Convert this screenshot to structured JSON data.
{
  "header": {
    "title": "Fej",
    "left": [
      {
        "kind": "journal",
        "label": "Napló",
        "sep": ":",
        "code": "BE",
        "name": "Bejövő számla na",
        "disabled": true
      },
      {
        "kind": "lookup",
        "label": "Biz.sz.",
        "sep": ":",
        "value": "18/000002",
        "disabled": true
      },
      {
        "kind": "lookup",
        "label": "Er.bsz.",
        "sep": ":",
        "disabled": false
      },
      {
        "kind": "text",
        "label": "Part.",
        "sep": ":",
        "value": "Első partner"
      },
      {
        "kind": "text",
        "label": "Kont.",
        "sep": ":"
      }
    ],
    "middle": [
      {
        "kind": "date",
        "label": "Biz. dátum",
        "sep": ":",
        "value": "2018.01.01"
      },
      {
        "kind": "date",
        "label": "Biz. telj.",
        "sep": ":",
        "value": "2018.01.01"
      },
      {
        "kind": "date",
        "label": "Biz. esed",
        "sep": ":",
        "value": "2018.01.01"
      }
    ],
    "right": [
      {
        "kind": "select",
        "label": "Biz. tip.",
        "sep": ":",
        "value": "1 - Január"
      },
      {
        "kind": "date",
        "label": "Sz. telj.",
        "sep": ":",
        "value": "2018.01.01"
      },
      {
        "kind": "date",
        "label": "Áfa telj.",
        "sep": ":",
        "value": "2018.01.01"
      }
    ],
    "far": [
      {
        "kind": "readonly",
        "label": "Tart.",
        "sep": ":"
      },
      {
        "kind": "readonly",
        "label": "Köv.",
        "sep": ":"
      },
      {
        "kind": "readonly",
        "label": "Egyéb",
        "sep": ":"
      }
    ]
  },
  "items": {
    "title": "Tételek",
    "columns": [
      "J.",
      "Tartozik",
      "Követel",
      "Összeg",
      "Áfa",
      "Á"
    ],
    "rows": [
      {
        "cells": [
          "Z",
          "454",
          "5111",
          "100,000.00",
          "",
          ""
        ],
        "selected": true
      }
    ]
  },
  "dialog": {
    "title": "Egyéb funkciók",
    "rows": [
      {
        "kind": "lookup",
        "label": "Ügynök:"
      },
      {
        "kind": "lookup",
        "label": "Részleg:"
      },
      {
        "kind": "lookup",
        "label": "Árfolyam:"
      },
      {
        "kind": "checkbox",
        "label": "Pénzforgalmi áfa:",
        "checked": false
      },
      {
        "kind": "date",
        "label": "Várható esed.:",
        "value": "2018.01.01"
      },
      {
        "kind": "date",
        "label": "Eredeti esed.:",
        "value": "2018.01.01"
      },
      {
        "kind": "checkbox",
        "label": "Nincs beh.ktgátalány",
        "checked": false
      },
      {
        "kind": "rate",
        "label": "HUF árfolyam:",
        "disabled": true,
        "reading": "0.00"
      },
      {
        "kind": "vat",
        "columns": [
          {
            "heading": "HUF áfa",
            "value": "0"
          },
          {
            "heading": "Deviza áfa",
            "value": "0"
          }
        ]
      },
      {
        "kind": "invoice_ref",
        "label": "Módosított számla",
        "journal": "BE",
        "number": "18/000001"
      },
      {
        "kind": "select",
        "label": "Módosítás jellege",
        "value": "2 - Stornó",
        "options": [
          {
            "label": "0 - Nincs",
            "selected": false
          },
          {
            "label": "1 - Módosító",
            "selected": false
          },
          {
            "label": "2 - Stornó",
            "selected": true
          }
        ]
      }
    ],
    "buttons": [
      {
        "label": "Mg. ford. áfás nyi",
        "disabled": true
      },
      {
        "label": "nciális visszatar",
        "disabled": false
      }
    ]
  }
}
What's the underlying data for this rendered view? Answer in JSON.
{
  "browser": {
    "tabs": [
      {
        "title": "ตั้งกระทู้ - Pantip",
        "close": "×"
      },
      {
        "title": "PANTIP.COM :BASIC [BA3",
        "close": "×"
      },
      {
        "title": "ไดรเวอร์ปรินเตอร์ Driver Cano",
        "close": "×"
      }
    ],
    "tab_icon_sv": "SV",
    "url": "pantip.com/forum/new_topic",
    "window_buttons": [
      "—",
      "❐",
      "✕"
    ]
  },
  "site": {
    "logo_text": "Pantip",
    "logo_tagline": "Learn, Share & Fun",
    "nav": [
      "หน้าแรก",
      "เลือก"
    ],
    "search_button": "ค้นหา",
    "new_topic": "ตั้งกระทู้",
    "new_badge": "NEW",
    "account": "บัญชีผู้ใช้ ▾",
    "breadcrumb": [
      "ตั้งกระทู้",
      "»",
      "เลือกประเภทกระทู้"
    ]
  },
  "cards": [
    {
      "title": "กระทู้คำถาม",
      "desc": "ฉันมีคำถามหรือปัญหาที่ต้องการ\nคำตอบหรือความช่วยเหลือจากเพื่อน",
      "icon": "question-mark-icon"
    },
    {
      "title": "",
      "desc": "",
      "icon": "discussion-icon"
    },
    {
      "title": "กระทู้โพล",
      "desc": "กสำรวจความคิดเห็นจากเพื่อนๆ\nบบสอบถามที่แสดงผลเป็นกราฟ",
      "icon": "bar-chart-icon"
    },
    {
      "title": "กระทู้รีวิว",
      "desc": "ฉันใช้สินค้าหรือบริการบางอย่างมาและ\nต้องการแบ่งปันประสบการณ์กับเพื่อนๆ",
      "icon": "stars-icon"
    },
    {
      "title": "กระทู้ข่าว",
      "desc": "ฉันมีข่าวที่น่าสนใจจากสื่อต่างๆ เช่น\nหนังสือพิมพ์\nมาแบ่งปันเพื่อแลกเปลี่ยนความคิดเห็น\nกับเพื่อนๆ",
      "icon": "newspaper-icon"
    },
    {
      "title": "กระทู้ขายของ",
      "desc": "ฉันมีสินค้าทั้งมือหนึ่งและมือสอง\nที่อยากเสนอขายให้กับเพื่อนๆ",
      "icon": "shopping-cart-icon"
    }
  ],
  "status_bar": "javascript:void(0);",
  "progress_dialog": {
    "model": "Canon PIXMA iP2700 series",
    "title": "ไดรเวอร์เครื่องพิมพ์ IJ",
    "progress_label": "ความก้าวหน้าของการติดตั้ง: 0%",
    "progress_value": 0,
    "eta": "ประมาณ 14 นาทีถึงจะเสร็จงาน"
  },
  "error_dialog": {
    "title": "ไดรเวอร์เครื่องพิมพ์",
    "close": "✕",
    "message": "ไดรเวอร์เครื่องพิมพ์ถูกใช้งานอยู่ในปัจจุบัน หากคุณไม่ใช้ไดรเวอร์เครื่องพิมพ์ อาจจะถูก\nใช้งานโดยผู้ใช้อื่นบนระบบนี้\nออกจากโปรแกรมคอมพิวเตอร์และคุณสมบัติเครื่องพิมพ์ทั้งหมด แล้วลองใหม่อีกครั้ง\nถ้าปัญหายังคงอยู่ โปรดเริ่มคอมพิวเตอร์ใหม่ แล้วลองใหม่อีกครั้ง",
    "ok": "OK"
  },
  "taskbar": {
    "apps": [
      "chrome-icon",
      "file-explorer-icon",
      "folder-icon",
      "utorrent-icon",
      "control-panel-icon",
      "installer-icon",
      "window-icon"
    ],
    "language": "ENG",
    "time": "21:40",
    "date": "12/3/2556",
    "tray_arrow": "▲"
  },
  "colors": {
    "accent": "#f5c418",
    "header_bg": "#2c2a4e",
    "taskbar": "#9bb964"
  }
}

──────────────────────────────

## [SHORT TASK]
Count how many lines contain "Nincs" and give only that count.

## [RESULT OF THE TASK]
2